- **Problem to solve**
Reproduce verbatim the lines of the material from its first line through the line containing "political-borders [428, 128, 602, 271]", including both of those lines and nothing else.

- **Task inputs**
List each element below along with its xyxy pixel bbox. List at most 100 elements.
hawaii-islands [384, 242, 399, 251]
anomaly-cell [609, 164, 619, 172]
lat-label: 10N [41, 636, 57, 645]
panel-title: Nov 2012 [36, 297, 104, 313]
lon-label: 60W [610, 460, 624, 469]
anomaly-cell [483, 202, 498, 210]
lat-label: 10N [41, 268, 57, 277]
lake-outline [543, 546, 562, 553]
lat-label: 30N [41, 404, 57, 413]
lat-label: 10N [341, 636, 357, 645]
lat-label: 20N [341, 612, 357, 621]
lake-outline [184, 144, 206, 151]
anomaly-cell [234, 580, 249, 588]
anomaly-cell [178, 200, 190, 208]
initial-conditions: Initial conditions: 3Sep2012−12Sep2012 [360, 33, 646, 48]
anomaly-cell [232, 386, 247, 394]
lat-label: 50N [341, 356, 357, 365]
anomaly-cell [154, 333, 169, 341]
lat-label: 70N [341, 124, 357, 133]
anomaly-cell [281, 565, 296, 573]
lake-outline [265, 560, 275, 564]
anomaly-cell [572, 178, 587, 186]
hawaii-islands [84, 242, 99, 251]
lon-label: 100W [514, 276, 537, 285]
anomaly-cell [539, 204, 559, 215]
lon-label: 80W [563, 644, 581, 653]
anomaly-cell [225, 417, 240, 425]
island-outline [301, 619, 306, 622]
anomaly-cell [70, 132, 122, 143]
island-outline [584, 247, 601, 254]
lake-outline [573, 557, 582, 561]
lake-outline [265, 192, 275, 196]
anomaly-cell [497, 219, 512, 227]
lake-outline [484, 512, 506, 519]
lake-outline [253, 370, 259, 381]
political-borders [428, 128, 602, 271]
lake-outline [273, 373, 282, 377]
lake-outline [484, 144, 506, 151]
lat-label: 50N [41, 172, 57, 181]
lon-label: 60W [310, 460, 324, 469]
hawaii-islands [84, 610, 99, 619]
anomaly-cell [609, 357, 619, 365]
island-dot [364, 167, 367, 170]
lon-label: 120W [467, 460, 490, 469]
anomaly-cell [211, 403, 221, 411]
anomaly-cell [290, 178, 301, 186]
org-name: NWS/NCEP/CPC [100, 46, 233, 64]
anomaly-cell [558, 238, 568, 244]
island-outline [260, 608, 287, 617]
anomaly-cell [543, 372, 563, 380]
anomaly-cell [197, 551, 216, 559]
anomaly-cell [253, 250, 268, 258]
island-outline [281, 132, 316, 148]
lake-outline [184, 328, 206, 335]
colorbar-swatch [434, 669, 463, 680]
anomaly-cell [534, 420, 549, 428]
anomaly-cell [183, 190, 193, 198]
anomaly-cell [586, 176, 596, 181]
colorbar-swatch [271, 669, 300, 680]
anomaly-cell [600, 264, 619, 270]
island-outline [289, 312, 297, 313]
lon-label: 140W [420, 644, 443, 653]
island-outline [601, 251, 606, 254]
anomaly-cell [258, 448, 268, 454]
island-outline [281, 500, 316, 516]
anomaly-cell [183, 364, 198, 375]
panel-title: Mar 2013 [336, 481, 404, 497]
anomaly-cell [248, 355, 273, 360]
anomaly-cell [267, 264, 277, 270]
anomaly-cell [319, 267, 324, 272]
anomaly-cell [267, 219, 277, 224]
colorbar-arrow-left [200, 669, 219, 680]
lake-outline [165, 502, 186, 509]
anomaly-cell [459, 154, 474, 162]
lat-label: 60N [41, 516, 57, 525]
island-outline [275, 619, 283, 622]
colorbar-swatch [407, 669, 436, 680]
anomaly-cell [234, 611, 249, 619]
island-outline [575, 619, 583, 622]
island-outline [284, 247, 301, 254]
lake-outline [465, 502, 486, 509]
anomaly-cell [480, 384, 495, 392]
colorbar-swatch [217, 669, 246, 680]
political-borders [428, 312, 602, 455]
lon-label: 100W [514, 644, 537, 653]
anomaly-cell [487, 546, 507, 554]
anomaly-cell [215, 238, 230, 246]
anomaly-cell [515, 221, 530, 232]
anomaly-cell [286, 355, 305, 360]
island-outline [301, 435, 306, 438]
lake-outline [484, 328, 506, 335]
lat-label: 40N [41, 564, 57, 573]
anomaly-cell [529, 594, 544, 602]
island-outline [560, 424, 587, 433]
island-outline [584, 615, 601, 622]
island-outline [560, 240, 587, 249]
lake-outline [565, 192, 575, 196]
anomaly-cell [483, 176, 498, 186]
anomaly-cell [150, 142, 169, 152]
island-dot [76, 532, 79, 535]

- **The answer**
List each element below along with its xyxy pixel bbox. List at most 100 elements.
hawaii-islands [384, 242, 399, 251]
anomaly-cell [609, 164, 619, 172]
lat-label: 10N [41, 636, 57, 645]
panel-title: Nov 2012 [36, 297, 104, 313]
lon-label: 60W [610, 460, 624, 469]
anomaly-cell [483, 202, 498, 210]
lat-label: 10N [41, 268, 57, 277]
lake-outline [543, 546, 562, 553]
lat-label: 30N [41, 404, 57, 413]
lat-label: 10N [341, 636, 357, 645]
lat-label: 20N [341, 612, 357, 621]
lake-outline [184, 144, 206, 151]
anomaly-cell [234, 580, 249, 588]
anomaly-cell [178, 200, 190, 208]
initial-conditions: Initial conditions: 3Sep2012−12Sep2012 [360, 33, 646, 48]
anomaly-cell [232, 386, 247, 394]
lat-label: 50N [341, 356, 357, 365]
anomaly-cell [154, 333, 169, 341]
lat-label: 70N [341, 124, 357, 133]
anomaly-cell [281, 565, 296, 573]
lake-outline [265, 560, 275, 564]
anomaly-cell [572, 178, 587, 186]
hawaii-islands [84, 242, 99, 251]
lon-label: 100W [514, 276, 537, 285]
anomaly-cell [539, 204, 559, 215]
lon-label: 80W [563, 644, 581, 653]
anomaly-cell [225, 417, 240, 425]
island-outline [301, 619, 306, 622]
anomaly-cell [70, 132, 122, 143]
island-outline [584, 247, 601, 254]
lake-outline [573, 557, 582, 561]
lake-outline [265, 192, 275, 196]
anomaly-cell [497, 219, 512, 227]
lake-outline [484, 512, 506, 519]
lake-outline [253, 370, 259, 381]
political-borders [428, 128, 602, 271]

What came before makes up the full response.